AIM OF THE EXERCISE: Give the records back in full, exactly as they read.

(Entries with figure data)
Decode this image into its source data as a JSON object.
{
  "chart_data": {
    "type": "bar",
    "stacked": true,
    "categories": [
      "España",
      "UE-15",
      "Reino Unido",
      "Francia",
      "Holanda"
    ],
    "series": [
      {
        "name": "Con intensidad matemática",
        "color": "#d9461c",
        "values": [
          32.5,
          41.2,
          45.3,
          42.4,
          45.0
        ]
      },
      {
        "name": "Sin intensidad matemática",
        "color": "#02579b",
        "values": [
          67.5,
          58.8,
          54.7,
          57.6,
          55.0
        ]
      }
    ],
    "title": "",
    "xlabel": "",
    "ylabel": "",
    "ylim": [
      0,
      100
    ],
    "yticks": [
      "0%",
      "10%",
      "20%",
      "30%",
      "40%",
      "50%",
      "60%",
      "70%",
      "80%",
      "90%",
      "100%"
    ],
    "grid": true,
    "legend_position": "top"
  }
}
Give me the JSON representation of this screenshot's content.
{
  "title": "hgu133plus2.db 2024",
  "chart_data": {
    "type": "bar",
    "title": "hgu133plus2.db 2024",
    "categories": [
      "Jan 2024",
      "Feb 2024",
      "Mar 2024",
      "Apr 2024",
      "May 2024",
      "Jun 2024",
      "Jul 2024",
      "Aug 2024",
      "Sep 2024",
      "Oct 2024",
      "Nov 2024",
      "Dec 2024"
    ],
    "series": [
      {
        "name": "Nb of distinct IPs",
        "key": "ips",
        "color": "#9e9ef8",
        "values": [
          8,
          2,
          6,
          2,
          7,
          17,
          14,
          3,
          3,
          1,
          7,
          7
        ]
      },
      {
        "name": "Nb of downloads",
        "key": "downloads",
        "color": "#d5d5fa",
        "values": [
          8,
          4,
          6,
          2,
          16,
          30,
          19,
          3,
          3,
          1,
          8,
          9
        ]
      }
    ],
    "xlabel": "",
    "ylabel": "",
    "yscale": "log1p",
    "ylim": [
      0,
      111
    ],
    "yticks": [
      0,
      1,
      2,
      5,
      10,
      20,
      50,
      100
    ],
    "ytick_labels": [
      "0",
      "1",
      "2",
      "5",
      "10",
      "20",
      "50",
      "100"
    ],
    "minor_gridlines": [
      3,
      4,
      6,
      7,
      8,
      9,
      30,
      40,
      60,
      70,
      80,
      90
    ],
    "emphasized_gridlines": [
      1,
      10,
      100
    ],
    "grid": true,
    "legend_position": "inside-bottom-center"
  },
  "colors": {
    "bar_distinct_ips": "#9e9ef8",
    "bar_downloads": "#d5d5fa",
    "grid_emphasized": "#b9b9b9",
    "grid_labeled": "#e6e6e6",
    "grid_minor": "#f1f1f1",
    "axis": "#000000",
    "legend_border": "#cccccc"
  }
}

SOLUTION TO THIS EXERCISE:
Decode this image into its source data as a JSON object.
{
  "chart_data": {
    "type": "bar",
    "stacked": true,
    "categories": [
      "España",
      "UE-15",
      "Reino Unido",
      "Francia",
      "Holanda"
    ],
    "series": [
      {
        "name": "Con intensidad matemática",
        "color": "#d9461c",
        "values": [
          32.5,
          41.2,
          45.3,
          42.4,
          45.0
        ]
      },
      {
        "name": "Sin intensidad matemática",
        "color": "#02579b",
        "values": [
          67.5,
          58.8,
          54.7,
          57.6,
          55.0
        ]
      }
    ],
    "title": "",
    "xlabel": "",
    "ylabel": "",
    "ylim": [
      0,
      100
    ],
    "yticks": [
      "0%",
      "10%",
      "20%",
      "30%",
      "40%",
      "50%",
      "60%",
      "70%",
      "80%",
      "90%",
      "100%"
    ],
    "grid": true,
    "legend_position": "top"
  }
}
Give me the JSON representation of this screenshot's content.
{
  "title": "hgu133plus2.db 2024",
  "chart_data": {
    "type": "bar",
    "title": "hgu133plus2.db 2024",
    "categories": [
      "Jan 2024",
      "Feb 2024",
      "Mar 2024",
      "Apr 2024",
      "May 2024",
      "Jun 2024",
      "Jul 2024",
      "Aug 2024",
      "Sep 2024",
      "Oct 2024",
      "Nov 2024",
      "Dec 2024"
    ],
    "series": [
      {
        "name": "Nb of distinct IPs",
        "key": "ips",
        "color": "#9e9ef8",
        "values": [
          8,
          2,
          6,
          2,
          7,
          17,
          14,
          3,
          3,
          1,
          7,
          7
        ]
      },
      {
        "name": "Nb of downloads",
        "key": "downloads",
        "color": "#d5d5fa",
        "values": [
          8,
          4,
          6,
          2,
          16,
          30,
          19,
          3,
          3,
          1,
          8,
          9
        ]
      }
    ],
    "xlabel": "",
    "ylabel": "",
    "yscale": "log1p",
    "ylim": [
      0,
      111
    ],
    "yticks": [
      0,
      1,
      2,
      5,
      10,
      20,
      50,
      100
    ],
    "ytick_labels": [
      "0",
      "1",
      "2",
      "5",
      "10",
      "20",
      "50",
      "100"
    ],
    "minor_gridlines": [
      3,
      4,
      6,
      7,
      8,
      9,
      30,
      40,
      60,
      70,
      80,
      90
    ],
    "emphasized_gridlines": [
      1,
      10,
      100
    ],
    "grid": true,
    "legend_position": "inside-bottom-center"
  },
  "colors": {
    "bar_distinct_ips": "#9e9ef8",
    "bar_downloads": "#d5d5fa",
    "grid_emphasized": "#b9b9b9",
    "grid_labeled": "#e6e6e6",
    "grid_minor": "#f1f1f1",
    "axis": "#000000",
    "legend_border": "#cccccc"
  }
}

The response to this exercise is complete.